* _Problem to work on_: From the listing below, return each line that includes "Social".
###
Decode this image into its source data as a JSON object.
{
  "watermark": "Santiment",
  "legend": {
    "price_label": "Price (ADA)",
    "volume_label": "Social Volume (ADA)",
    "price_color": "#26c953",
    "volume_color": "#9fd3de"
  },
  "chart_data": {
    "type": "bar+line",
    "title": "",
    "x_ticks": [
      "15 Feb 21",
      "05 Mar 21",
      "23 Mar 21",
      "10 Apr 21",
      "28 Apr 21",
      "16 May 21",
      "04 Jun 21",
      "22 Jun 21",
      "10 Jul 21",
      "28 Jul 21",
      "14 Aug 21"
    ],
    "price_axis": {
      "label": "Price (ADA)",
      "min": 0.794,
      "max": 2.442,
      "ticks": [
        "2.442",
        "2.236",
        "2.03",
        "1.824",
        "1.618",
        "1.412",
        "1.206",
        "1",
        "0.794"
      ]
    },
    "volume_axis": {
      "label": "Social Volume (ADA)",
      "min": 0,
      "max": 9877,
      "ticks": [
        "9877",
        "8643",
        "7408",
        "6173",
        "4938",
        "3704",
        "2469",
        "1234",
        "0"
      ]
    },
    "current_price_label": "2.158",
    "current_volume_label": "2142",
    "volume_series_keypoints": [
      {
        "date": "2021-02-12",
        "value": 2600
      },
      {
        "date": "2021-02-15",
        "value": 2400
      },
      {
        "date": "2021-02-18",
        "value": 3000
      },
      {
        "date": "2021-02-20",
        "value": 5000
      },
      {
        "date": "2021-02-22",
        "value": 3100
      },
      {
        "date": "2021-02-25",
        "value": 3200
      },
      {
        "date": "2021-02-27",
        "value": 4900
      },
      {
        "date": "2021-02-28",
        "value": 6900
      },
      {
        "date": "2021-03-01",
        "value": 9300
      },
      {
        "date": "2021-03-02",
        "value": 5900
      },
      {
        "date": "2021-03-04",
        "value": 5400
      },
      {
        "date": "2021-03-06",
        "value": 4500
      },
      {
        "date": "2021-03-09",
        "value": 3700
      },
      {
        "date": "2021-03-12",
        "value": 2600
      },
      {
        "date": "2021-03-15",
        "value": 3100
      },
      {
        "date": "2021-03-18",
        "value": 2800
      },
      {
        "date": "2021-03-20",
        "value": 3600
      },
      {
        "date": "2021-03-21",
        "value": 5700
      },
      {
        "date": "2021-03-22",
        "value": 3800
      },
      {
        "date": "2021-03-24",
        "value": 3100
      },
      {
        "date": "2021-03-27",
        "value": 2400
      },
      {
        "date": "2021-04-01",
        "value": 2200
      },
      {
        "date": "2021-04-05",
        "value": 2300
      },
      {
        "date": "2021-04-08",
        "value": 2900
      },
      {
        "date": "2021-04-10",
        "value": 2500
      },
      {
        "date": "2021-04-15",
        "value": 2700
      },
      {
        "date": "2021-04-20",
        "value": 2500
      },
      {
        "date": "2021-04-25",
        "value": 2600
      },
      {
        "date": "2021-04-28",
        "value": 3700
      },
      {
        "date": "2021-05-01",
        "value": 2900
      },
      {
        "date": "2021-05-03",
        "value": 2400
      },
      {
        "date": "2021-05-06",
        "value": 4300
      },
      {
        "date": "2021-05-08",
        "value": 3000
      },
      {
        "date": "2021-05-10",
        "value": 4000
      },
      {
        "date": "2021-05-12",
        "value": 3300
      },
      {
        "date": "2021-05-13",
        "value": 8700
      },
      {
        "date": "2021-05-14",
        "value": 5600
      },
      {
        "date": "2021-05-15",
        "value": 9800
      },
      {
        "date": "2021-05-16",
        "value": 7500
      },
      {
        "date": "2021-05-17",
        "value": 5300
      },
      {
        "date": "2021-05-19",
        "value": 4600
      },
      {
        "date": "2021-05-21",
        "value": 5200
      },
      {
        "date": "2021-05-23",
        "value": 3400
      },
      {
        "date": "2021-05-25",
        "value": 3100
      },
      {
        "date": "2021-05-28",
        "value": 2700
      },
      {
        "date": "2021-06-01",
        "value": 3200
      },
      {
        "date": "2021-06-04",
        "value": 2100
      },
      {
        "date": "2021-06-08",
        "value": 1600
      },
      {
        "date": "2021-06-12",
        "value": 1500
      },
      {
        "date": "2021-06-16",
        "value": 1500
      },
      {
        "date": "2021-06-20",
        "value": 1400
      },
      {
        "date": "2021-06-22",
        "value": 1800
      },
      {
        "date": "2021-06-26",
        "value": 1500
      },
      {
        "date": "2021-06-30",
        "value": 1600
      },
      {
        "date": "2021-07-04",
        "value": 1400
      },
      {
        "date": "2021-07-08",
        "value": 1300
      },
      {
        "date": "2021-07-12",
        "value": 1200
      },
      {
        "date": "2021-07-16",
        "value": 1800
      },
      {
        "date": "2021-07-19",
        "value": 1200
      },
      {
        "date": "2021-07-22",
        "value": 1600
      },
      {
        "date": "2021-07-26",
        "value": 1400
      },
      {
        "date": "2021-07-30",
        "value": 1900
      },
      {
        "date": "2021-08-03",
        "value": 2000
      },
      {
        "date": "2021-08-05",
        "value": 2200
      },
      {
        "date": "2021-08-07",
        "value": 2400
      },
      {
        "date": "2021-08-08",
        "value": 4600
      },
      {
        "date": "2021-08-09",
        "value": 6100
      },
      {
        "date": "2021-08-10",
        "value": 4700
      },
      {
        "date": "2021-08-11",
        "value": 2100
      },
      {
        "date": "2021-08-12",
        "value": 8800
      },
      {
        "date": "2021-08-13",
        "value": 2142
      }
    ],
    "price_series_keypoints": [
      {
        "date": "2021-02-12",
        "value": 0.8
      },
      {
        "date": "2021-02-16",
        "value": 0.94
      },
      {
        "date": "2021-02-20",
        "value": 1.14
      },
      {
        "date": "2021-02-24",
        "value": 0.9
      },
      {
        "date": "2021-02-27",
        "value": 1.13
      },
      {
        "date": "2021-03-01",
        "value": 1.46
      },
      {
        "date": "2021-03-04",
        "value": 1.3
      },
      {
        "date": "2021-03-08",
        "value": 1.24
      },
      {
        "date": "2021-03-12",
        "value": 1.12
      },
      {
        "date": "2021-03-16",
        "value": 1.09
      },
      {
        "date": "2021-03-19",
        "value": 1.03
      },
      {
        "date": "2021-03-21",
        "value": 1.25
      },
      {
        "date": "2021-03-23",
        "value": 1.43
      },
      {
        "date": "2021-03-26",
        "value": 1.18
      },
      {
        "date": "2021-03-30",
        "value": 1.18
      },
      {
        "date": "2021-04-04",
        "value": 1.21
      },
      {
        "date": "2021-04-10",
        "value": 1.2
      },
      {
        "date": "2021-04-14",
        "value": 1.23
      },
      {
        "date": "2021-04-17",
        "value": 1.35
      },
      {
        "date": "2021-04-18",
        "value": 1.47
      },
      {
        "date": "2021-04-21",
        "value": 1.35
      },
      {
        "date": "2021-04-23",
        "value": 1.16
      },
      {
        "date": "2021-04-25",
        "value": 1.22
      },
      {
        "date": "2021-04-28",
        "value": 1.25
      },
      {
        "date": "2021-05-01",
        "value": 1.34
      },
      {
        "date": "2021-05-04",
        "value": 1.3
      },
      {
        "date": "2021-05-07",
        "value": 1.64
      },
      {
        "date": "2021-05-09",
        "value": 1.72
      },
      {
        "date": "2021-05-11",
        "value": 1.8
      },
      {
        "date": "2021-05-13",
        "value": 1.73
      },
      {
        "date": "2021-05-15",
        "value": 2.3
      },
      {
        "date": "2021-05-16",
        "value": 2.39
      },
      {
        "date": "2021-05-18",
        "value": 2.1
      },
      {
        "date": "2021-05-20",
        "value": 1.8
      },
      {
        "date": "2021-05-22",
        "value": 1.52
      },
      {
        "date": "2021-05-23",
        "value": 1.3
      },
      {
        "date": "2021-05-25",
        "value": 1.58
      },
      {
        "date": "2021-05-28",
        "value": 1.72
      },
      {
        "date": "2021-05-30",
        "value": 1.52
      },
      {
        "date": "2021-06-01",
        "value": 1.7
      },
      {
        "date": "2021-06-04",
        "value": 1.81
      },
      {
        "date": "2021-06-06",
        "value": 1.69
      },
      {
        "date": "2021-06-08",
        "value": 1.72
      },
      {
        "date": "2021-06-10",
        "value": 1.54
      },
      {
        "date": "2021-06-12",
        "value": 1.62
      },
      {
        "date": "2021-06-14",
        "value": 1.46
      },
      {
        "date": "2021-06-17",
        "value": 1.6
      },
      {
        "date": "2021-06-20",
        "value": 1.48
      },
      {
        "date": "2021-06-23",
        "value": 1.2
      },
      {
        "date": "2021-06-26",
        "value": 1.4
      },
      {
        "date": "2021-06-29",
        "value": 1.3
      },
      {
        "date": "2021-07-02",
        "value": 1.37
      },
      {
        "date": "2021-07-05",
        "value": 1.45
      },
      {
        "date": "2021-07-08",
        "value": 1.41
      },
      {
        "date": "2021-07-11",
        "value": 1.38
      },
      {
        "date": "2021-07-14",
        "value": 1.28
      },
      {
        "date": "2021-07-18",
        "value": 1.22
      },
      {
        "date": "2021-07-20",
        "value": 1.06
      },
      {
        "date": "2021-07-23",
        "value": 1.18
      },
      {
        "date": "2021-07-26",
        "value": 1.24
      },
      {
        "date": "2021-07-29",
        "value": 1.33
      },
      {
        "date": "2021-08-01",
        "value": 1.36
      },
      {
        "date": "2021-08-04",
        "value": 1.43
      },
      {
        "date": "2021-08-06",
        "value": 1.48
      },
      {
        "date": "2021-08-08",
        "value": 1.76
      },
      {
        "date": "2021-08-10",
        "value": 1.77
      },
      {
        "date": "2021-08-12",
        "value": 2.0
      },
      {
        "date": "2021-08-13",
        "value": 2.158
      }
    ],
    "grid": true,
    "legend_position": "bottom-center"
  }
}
###
* _Full response_:
    "volume_label": "Social Volume (ADA)",
      "label": "Social Volume (ADA)",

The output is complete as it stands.